Stored data entries

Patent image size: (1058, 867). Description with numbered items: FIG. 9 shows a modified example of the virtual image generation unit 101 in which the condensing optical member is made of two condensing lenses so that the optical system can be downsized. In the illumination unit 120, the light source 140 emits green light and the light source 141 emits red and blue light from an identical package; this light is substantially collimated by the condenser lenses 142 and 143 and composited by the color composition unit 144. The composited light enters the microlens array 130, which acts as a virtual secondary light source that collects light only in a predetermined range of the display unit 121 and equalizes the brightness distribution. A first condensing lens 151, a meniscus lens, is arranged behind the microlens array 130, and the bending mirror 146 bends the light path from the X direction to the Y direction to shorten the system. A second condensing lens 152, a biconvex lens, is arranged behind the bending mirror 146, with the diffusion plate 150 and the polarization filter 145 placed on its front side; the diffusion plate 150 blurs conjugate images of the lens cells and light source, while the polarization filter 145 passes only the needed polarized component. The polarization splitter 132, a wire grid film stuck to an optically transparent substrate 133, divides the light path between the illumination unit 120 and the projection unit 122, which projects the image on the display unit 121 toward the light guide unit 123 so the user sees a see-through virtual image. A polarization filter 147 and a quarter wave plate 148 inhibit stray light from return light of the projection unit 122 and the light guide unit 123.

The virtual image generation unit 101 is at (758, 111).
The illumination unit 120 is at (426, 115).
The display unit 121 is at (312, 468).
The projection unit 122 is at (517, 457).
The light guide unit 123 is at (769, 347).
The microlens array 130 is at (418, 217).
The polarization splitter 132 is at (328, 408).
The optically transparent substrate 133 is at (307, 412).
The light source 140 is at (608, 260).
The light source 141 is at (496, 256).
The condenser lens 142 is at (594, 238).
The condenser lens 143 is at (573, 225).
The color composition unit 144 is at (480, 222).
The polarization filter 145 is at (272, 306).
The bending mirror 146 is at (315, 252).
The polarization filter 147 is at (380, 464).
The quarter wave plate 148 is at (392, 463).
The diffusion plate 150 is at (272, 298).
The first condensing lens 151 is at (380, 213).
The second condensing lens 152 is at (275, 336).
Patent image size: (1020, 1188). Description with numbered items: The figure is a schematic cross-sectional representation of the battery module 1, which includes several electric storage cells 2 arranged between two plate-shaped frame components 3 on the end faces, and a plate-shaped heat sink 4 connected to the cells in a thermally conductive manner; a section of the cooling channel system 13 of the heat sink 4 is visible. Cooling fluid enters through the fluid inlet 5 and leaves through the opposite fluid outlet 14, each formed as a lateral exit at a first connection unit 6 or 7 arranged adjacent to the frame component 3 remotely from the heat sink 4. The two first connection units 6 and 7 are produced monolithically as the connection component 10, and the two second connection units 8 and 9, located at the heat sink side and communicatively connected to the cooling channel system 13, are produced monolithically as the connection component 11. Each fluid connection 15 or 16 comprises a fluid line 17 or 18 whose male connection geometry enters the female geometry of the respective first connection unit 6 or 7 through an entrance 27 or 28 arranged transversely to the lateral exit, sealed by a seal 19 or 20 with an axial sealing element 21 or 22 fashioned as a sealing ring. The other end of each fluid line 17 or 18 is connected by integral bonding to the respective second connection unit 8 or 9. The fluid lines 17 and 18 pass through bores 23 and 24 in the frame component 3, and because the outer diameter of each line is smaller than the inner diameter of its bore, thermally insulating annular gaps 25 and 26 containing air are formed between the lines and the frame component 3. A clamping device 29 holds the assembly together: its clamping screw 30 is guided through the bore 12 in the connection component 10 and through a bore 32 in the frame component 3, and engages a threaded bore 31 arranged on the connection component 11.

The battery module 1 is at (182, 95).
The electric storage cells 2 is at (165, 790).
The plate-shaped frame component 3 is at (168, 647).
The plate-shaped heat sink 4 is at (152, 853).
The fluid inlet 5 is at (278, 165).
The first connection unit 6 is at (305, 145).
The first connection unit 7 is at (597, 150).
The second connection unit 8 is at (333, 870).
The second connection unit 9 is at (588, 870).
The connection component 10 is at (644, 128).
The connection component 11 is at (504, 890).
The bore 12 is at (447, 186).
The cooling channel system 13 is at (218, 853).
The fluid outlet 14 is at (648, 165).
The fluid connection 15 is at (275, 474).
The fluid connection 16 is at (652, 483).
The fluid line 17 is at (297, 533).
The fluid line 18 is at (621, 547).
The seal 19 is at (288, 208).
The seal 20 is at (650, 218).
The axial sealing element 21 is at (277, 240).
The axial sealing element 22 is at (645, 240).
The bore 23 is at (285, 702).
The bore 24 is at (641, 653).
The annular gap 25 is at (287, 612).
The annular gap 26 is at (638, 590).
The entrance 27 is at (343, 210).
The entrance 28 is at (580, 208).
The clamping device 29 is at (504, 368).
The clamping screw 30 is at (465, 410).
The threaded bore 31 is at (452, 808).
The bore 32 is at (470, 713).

• [Task description]
Your answer must be an exact transcription of every record above.

• [Answer to the problem]
Patent image size: (1058, 867). Description with numbered items: FIG. 9 shows a modified example of the virtual image generation unit 101 in which the condensing optical member is made of two condensing lenses so that the optical system can be downsized. In the illumination unit 120, the light source 140 emits green light and the light source 141 emits red and blue light from an identical package; this light is substantially collimated by the condenser lenses 142 and 143 and composited by the color composition unit 144. The composited light enters the microlens array 130, which acts as a virtual secondary light source that collects light only in a predetermined range of the display unit 121 and equalizes the brightness distribution. A first condensing lens 151, a meniscus lens, is arranged behind the microlens array 130, and the bending mirror 146 bends the light path from the X direction to the Y direction to shorten the system. A second condensing lens 152, a biconvex lens, is arranged behind the bending mirror 146, with the diffusion plate 150 and the polarization filter 145 placed on its front side; the diffusion plate 150 blurs conjugate images of the lens cells and light source, while the polarization filter 145 passes only the needed polarized component. The polarization splitter 132, a wire grid film stuck to an optically transparent substrate 133, divides the light path between the illumination unit 120 and the projection unit 122, which projects the image on the display unit 121 toward the light guide unit 123 so the user sees a see-through virtual image. A polarization filter 147 and a quarter wave plate 148 inhibit stray light from return light of the projection unit 122 and the light guide unit 123.

The virtual image generation unit 101 is at (758, 111).
The illumination unit 120 is at (426, 115).
The display unit 121 is at (312, 468).
The projection unit 122 is at (517, 457).
The light guide unit 123 is at (769, 347).
The microlens array 130 is at (418, 217).
The polarization splitter 132 is at (328, 408).
The optically transparent substrate 133 is at (307, 412).
The light source 140 is at (608, 260).
The light source 141 is at (496, 256).
The condenser lens 142 is at (594, 238).
The condenser lens 143 is at (573, 225).
The color composition unit 144 is at (480, 222).
The polarization filter 145 is at (272, 306).
The bending mirror 146 is at (315, 252).
The polarization filter 147 is at (380, 464).
The quarter wave plate 148 is at (392, 463).
The diffusion plate 150 is at (272, 298).
The first condensing lens 151 is at (380, 213).
The second condensing lens 152 is at (275, 336).
Patent image size: (1020, 1188). Description with numbered items: The figure is a schematic cross-sectional representation of the battery module 1, which includes several electric storage cells 2 arranged between two plate-shaped frame components 3 on the end faces, and a plate-shaped heat sink 4 connected to the cells in a thermally conductive manner; a section of the cooling channel system 13 of the heat sink 4 is visible. Cooling fluid enters through the fluid inlet 5 and leaves through the opposite fluid outlet 14, each formed as a lateral exit at a first connection unit 6 or 7 arranged adjacent to the frame component 3 remotely from the heat sink 4. The two first connection units 6 and 7 are produced monolithically as the connection component 10, and the two second connection units 8 and 9, located at the heat sink side and communicatively connected to the cooling channel system 13, are produced monolithically as the connection component 11. Each fluid connection 15 or 16 comprises a fluid line 17 or 18 whose male connection geometry enters the female geometry of the respective first connection unit 6 or 7 through an entrance 27 or 28 arranged transversely to the lateral exit, sealed by a seal 19 or 20 with an axial sealing element 21 or 22 fashioned as a sealing ring. The other end of each fluid line 17 or 18 is connected by integral bonding to the respective second connection unit 8 or 9. The fluid lines 17 and 18 pass through bores 23 and 24 in the frame component 3, and because the outer diameter of each line is smaller than the inner diameter of its bore, thermally insulating annular gaps 25 and 26 containing air are formed between the lines and the frame component 3. A clamping device 29 holds the assembly together: its clamping screw 30 is guided through the bore 12 in the connection component 10 and through a bore 32 in the frame component 3, and engages a threaded bore 31 arranged on the connection component 11.

The battery module 1 is at (182, 95).
The electric storage cells 2 is at (165, 790).
The plate-shaped frame component 3 is at (168, 647).
The plate-shaped heat sink 4 is at (152, 853).
The fluid inlet 5 is at (278, 165).
The first connection unit 6 is at (305, 145).
The first connection unit 7 is at (597, 150).
The second connection unit 8 is at (333, 870).
The second connection unit 9 is at (588, 870).
The connection component 10 is at (644, 128).
The connection component 11 is at (504, 890).
The bore 12 is at (447, 186).
The cooling channel system 13 is at (218, 853).
The fluid outlet 14 is at (648, 165).
The fluid connection 15 is at (275, 474).
The fluid connection 16 is at (652, 483).
The fluid line 17 is at (297, 533).
The fluid line 18 is at (621, 547).
The seal 19 is at (288, 208).
The seal 20 is at (650, 218).
The axial sealing element 21 is at (277, 240).
The axial sealing element 22 is at (645, 240).
The bore 23 is at (285, 702).
The bore 24 is at (641, 653).
The annular gap 25 is at (287, 612).
The annular gap 26 is at (638, 590).
The entrance 27 is at (343, 210).
The entrance 28 is at (580, 208).
The clamping device 29 is at (504, 368).
The clamping screw 30 is at (465, 410).
The threaded bore 31 is at (452, 808).
The bore 32 is at (470, 713).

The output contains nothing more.